Records contained in a dataset:
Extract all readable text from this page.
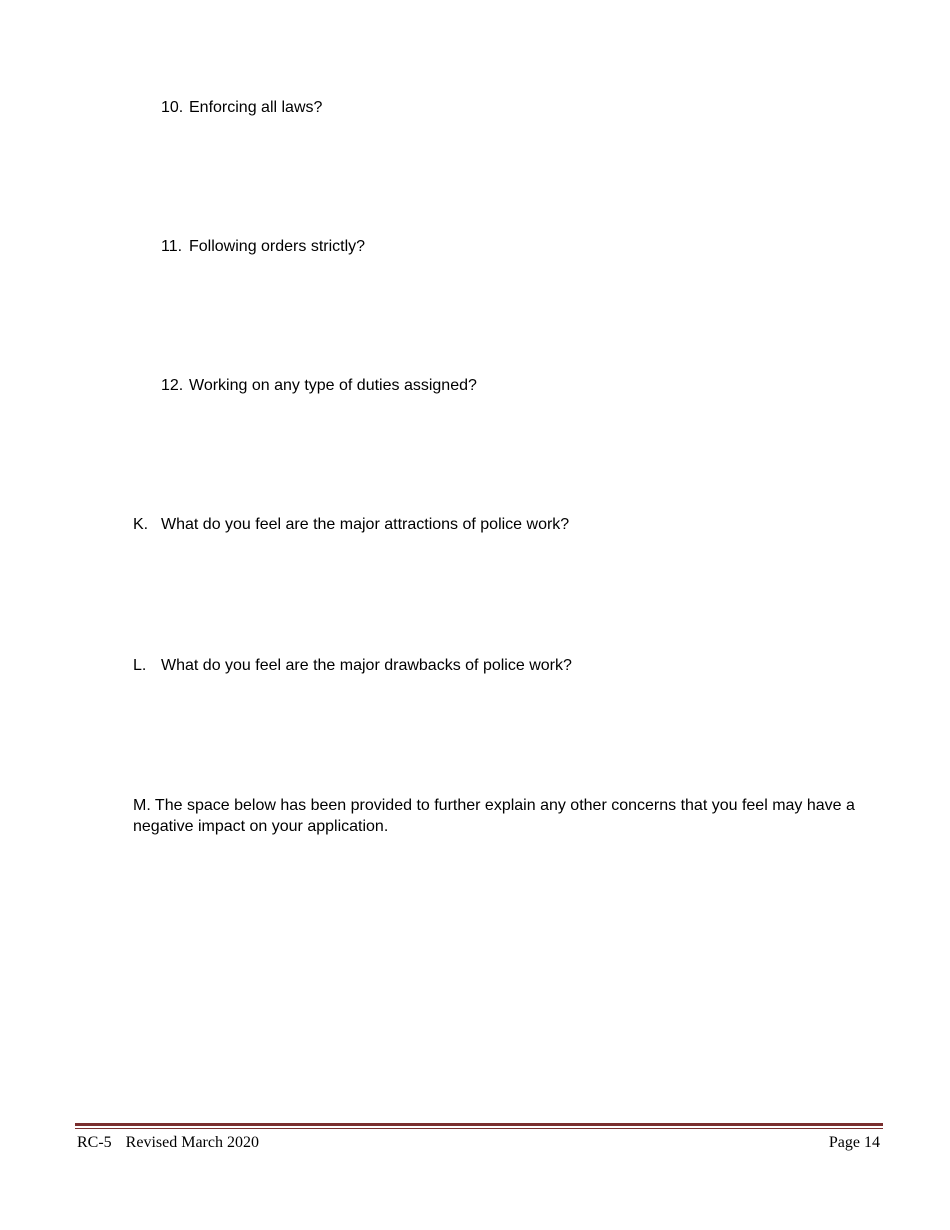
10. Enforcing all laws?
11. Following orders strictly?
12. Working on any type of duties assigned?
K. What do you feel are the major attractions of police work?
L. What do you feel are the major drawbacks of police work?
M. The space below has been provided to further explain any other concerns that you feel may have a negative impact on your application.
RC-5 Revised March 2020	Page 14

...

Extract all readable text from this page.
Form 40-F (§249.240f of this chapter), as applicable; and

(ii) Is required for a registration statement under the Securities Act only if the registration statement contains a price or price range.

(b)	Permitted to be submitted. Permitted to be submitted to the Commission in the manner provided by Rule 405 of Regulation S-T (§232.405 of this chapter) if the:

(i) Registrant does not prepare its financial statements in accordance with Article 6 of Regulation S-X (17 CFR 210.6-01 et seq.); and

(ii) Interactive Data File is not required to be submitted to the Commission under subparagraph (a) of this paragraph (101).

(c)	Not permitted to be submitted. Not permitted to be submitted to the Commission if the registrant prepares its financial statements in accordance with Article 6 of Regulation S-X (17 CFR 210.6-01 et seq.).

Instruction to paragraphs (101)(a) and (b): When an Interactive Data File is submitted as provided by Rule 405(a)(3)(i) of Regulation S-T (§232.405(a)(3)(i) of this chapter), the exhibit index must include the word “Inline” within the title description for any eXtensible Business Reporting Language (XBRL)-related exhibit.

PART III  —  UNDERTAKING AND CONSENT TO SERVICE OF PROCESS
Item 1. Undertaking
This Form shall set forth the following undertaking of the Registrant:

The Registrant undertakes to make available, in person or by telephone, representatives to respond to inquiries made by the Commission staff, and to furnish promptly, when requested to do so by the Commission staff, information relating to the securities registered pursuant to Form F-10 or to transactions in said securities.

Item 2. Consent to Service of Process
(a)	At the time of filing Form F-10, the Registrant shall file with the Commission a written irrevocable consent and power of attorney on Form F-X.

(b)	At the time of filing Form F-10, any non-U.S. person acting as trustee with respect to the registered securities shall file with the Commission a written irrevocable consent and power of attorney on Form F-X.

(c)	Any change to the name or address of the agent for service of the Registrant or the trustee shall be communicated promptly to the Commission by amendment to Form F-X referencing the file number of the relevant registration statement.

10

Instruction: Locate the word "trustee" in the records above, and return each line that has it.

Answer to the task:
(b)	At the time of filing Form F-10, any non-U.S. person acting as trustee with respect to the registered securities shall file with the Commission a written irrevocable consent and power of attorney on Form F-X.
(c)	Any change to the name or address of the agent for service of the Registrant or the trustee shall be communicated promptly to the Commission by amendment to Form F-X referencing the file number of the relevant registration statement.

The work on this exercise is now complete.